# Objective:
Quote the entries word for word. Omit the pictures.

Recorded data
====

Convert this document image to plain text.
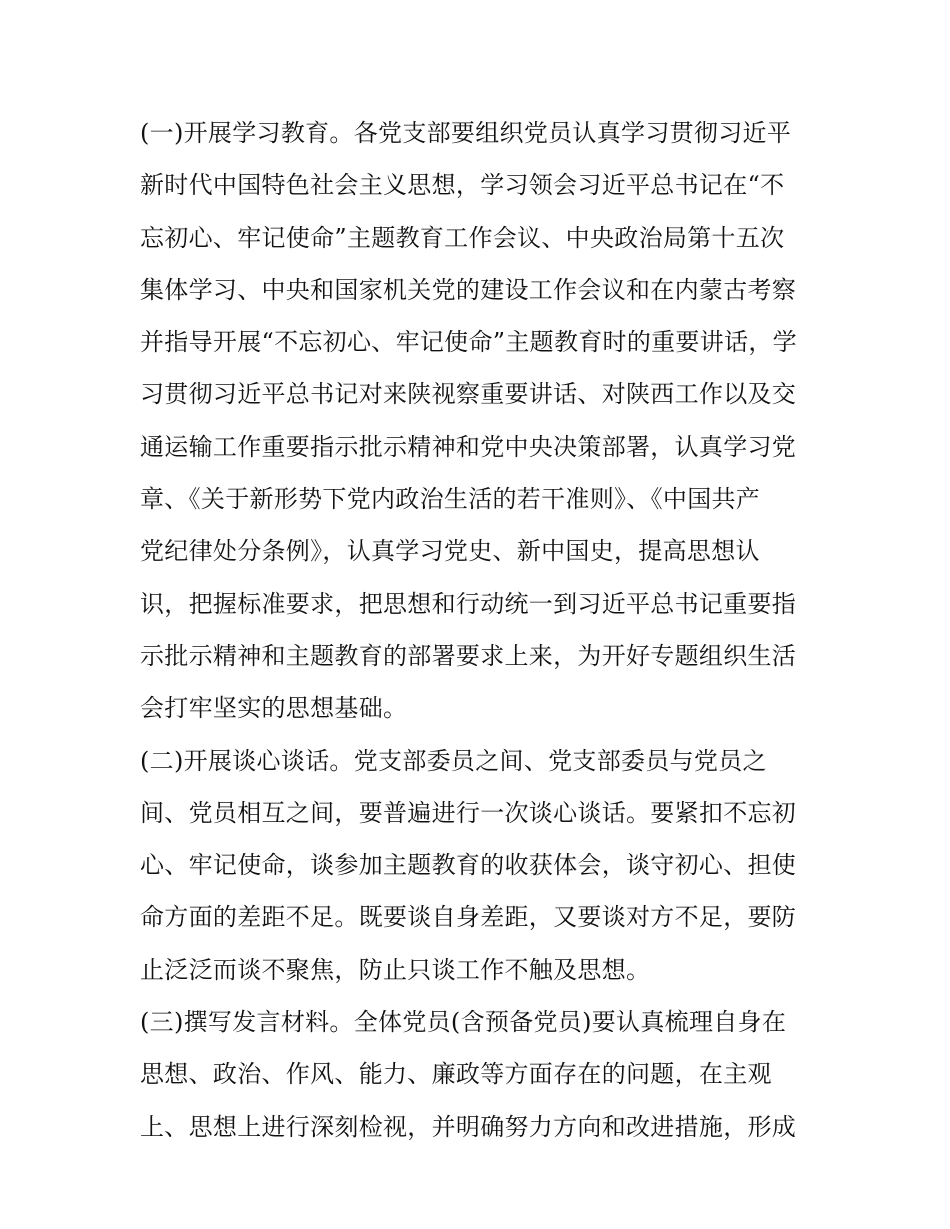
(一)开展学习教育。各党支部要组织党员认真学习贯彻习近平
新时代中国特色社会主义思想，学习领会习近平总书记在“不
忘初心、牢记使命”主题教育工作会议、中央政治局第十五次
集体学习、中央和国家机关党的建设工作会议和在内蒙古考察
并指导开展“不忘初心、牢记使命”主题教育时的重要讲话，学
习贯彻习近平总书记对来陕视察重要讲话、对陕西工作以及交
通运输工作重要指示批示精神和党中央决策部署，认真学习党
章、《关于新形势下党内政治生活的若干准则》、《中国共产
党纪律处分条例》，认真学习党史、新中国史，提高思想认
识，把握标准要求，把思想和行动统一到习近平总书记重要指
示批示精神和主题教育的部署要求上来，为开好专题组织生活
会打牢坚实的思想基础。
(二)开展谈心谈话。党支部委员之间、党支部委员与党员之
间、党员相互之间，要普遍进行一次谈心谈话。要紧扣不忘初
心、牢记使命，谈参加主题教育的收获体会，谈守初心、担使
命方面的差距不足。既要谈自身差距，又要谈对方不足，要防
止泛泛而谈不聚焦，防止只谈工作不触及思想。
(三)撰写发言材料。全体党员(含预备党员)要认真梳理自身在
思想、政治、作风、能力、廉政等方面存在的问题，在主观
上、思想上进行深刻检视，并明确努力方向和改进措施，形成
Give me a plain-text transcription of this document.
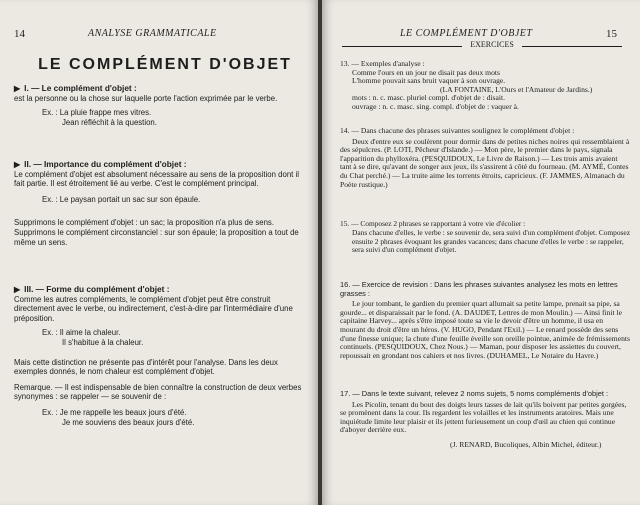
14	ANALYSE GRAMMATICALE
LE COMPLÉMENT D'OBJET

▶ I. — Le complément d'objet :

est la personne ou la chose sur laquelle porte l'action exprimée par le verbe.

Ex. : La pluie frappe mes vitres.

Jean réfléchit à la question.

▶ II. — Importance du complément d'objet :

Le complément d'objet est absolument nécessaire au sens de la proposition dont il fait partie. Il est étroitement lié au verbe. C'est le complément principal.

Ex. : Le paysan portait un sac sur son épaule.

Supprimons le complément d'objet : un sac; la proposition n'a plus de sens. Supprimons le complément circonstanciel : sur son épaule; la proposition a tout de même un sens.

▶ III. — Forme du complément d'objet :

Comme les autres compléments, le complément d'objet peut être construit directement avec le verbe, ou indirectement, c'est-à-dire par l'intermédiaire d'une préposition.

Ex. : Il aime la chaleur.

Il s'habitue à la chaleur.

Mais cette distinction ne présente pas d'intérêt pour l'analyse. Dans les deux exemples donnés, le nom chaleur est complément d'objet.

Remarque. — Il est indispensable de bien connaître la construction de deux verbes synonymes : se rappeler — se souvenir de :

Ex. : Je me rappelle les beaux jours d'été.

Je me souviens des beaux jours d'été.

LE COMPLÉMENT D'OBJET	15

EXERCICES

13. — Exemples d'analyse :

Comme l'ours en un jour ne disait pas deux mots

L'homme pouvait sans bruit vaquer à son ouvrage.

(LA FONTAINE, L'Ours et l'Amateur de Jardins.)

mots : n. c. masc. pluriel compl. d'objet de : disait.

ouvrage : n. c. masc. sing. compl. d'objet de : vaquer à.

14. — Dans chacune des phrases suivantes soulignez le complément d'objet :

Deux d'entre eux se coulèrent pour dormir dans de petites niches noires qui ressemblaient à des sépulcres. (P. LOTI, Pêcheur d'Islande.) — Mon père, le premier dans le pays, signala l'apparition du phylloxéra. (PESQUIDOUX, Le Livre de Raison.) — Les trois amis avaient tant à se dire, qu'avant de songer aux jeux, ils s'assirent à côté du fourneau. (M. AYMÉ, Contes du Chat perché.) — La truite aime les torrents étroits, capricieux. (F. JAMMES, Almanach du Poète rustique.)

15. — Composez 2 phrases se rapportant à votre vie d'écolier :

Dans chacune d'elles, le verbe : se souvenir de, sera suivi d'un complément d'objet. Composez ensuite 2 phrases évoquant les grandes vacances; dans chacune d'elles le verbe : se rappeler, sera suivi d'un complément d'objet.

16. — Exercice de revision : Dans les phrases suivantes analysez les mots en lettres grasses :

Le jour tombant, le gardien du premier quart allumait sa petite lampe, prenait sa pipe, sa gourde... et disparaissait par le fond. (A. DAUDET, Lettres de mon Moulin.) — Ainsi finit le capitaine Harvey... après s'être imposé toute sa vie le devoir d'être un homme, il usa en mourant du droit d'être un héros. (V. HUGO, Pendant l'Exil.) — Le renard possède des sens d'une finesse unique; la chute d'une feuille éveille son oreille pointue, animée de frémissements continuels. (PESQUIDOUX, Chez Nous.) — Maman, pour disposer les assiettes du couvert, repoussait en grondant nos cahiers et nos livres. (DUHAMEL, Le Notaire du Havre.)

17. — Dans le texte suivant, relevez 2 noms sujets, 5 noms compléments d'objet :

Les Picolin, tenant du bout des doigts leurs tasses de lait qu'ils boivent par petites gorgées, se promènent dans la cour. Ils regardent les volailles et les instruments aratoires. Mais une inquiétude limite leur plaisir et ils jettent furieusement un coup d'œil au chien qui continue d'aboyer derrière eux.

(J. RENARD, Bucoliques, Albin Michel, éditeur.)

====

# Response:
Convert this document image to plain text.
(一)开展学习教育。各党支部要组织党员认真学习贯彻习近平
新时代中国特色社会主义思想，学习领会习近平总书记在“不
忘初心、牢记使命”主题教育工作会议、中央政治局第十五次
集体学习、中央和国家机关党的建设工作会议和在内蒙古考察
并指导开展“不忘初心、牢记使命”主题教育时的重要讲话，学
习贯彻习近平总书记对来陕视察重要讲话、对陕西工作以及交
通运输工作重要指示批示精神和党中央决策部署，认真学习党
章、《关于新形势下党内政治生活的若干准则》、《中国共产
党纪律处分条例》，认真学习党史、新中国史，提高思想认
识，把握标准要求，把思想和行动统一到习近平总书记重要指
示批示精神和主题教育的部署要求上来，为开好专题组织生活
会打牢坚实的思想基础。
(二)开展谈心谈话。党支部委员之间、党支部委员与党员之
间、党员相互之间，要普遍进行一次谈心谈话。要紧扣不忘初
心、牢记使命，谈参加主题教育的收获体会，谈守初心、担使
命方面的差距不足。既要谈自身差距，又要谈对方不足，要防
止泛泛而谈不聚焦，防止只谈工作不触及思想。
(三)撰写发言材料。全体党员(含预备党员)要认真梳理自身在
思想、政治、作风、能力、廉政等方面存在的问题，在主观
上、思想上进行深刻检视，并明确努力方向和改进措施，形成
Give me a plain-text transcription of this document.
14	ANALYSE GRAMMATICALE
LE COMPLÉMENT D'OBJET

▶ I. — Le complément d'objet :

est la personne ou la chose sur laquelle porte l'action exprimée par le verbe.

Ex. : La pluie frappe mes vitres.

Jean réfléchit à la question.

▶ II. — Importance du complément d'objet :

Le complément d'objet est absolument nécessaire au sens de la proposition dont il fait partie. Il est étroitement lié au verbe. C'est le complément principal.

Ex. : Le paysan portait un sac sur son épaule.

Supprimons le complément d'objet : un sac; la proposition n'a plus de sens. Supprimons le complément circonstanciel : sur son épaule; la proposition a tout de même un sens.

▶ III. — Forme du complément d'objet :

Comme les autres compléments, le complément d'objet peut être construit directement avec le verbe, ou indirectement, c'est-à-dire par l'intermédiaire d'une préposition.

Ex. : Il aime la chaleur.

Il s'habitue à la chaleur.

Mais cette distinction ne présente pas d'intérêt pour l'analyse. Dans les deux exemples donnés, le nom chaleur est complément d'objet.

Remarque. — Il est indispensable de bien connaître la construction de deux verbes synonymes : se rappeler — se souvenir de :

Ex. : Je me rappelle les beaux jours d'été.

Je me souviens des beaux jours d'été.

LE COMPLÉMENT D'OBJET	15

EXERCICES

13. — Exemples d'analyse :

Comme l'ours en un jour ne disait pas deux mots

L'homme pouvait sans bruit vaquer à son ouvrage.

(LA FONTAINE, L'Ours et l'Amateur de Jardins.)

mots : n. c. masc. pluriel compl. d'objet de : disait.

ouvrage : n. c. masc. sing. compl. d'objet de : vaquer à.

14. — Dans chacune des phrases suivantes soulignez le complément d'objet :

Deux d'entre eux se coulèrent pour dormir dans de petites niches noires qui ressemblaient à des sépulcres. (P. LOTI, Pêcheur d'Islande.) — Mon père, le premier dans le pays, signala l'apparition du phylloxéra. (PESQUIDOUX, Le Livre de Raison.) — Les trois amis avaient tant à se dire, qu'avant de songer aux jeux, ils s'assirent à côté du fourneau. (M. AYMÉ, Contes du Chat perché.) — La truite aime les torrents étroits, capricieux. (F. JAMMES, Almanach du Poète rustique.)

15. — Composez 2 phrases se rapportant à votre vie d'écolier :

Dans chacune d'elles, le verbe : se souvenir de, sera suivi d'un complément d'objet. Composez ensuite 2 phrases évoquant les grandes vacances; dans chacune d'elles le verbe : se rappeler, sera suivi d'un complément d'objet.

16. — Exercice de revision : Dans les phrases suivantes analysez les mots en lettres grasses :

Le jour tombant, le gardien du premier quart allumait sa petite lampe, prenait sa pipe, sa gourde... et disparaissait par le fond. (A. DAUDET, Lettres de mon Moulin.) — Ainsi finit le capitaine Harvey... après s'être imposé toute sa vie le devoir d'être un homme, il usa en mourant du droit d'être un héros. (V. HUGO, Pendant l'Exil.) — Le renard possède des sens d'une finesse unique; la chute d'une feuille éveille son oreille pointue, animée de frémissements continuels. (PESQUIDOUX, Chez Nous.) — Maman, pour disposer les assiettes du couvert, repoussait en grondant nos cahiers et nos livres. (DUHAMEL, Le Notaire du Havre.)

17. — Dans le texte suivant, relevez 2 noms sujets, 5 noms compléments d'objet :

Les Picolin, tenant du bout des doigts leurs tasses de lait qu'ils boivent par petites gorgées, se promènent dans la cour. Ils regardent les volailles et les instruments aratoires. Mais une inquiétude limite leur plaisir et ils jettent furieusement un coup d'œil au chien qui continue d'aboyer derrière eux.

(J. RENARD, Bucoliques, Albin Michel, éditeur.)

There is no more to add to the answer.